Short problem
Each entry must be reproduced precisely as it stands.

[Extracted records]
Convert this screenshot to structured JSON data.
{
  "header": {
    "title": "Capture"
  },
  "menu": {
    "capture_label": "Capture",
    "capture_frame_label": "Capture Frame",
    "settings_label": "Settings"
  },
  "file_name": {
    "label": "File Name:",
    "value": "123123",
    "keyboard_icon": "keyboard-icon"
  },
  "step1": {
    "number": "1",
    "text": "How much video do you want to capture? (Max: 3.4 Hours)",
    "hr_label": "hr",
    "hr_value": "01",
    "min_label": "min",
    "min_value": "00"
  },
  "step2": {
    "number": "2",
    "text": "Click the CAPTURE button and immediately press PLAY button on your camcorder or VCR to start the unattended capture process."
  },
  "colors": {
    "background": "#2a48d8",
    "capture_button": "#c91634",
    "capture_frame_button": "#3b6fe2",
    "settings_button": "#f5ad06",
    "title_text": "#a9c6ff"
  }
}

Expected output
Convert this screenshot to structured JSON data.
{
  "header": {
    "title": "Capture"
  },
  "menu": {
    "capture_label": "Capture",
    "capture_frame_label": "Capture Frame",
    "settings_label": "Settings"
  },
  "file_name": {
    "label": "File Name:",
    "value": "123123",
    "keyboard_icon": "keyboard-icon"
  },
  "step1": {
    "number": "1",
    "text": "How much video do you want to capture? (Max: 3.4 Hours)",
    "hr_label": "hr",
    "hr_value": "01",
    "min_label": "min",
    "min_value": "00"
  },
  "step2": {
    "number": "2",
    "text": "Click the CAPTURE button and immediately press PLAY button on your camcorder or VCR to start the unattended capture process."
  },
  "colors": {
    "background": "#2a48d8",
    "capture_button": "#c91634",
    "capture_frame_button": "#3b6fe2",
    "settings_button": "#f5ad06",
    "title_text": "#a9c6ff"
  }
}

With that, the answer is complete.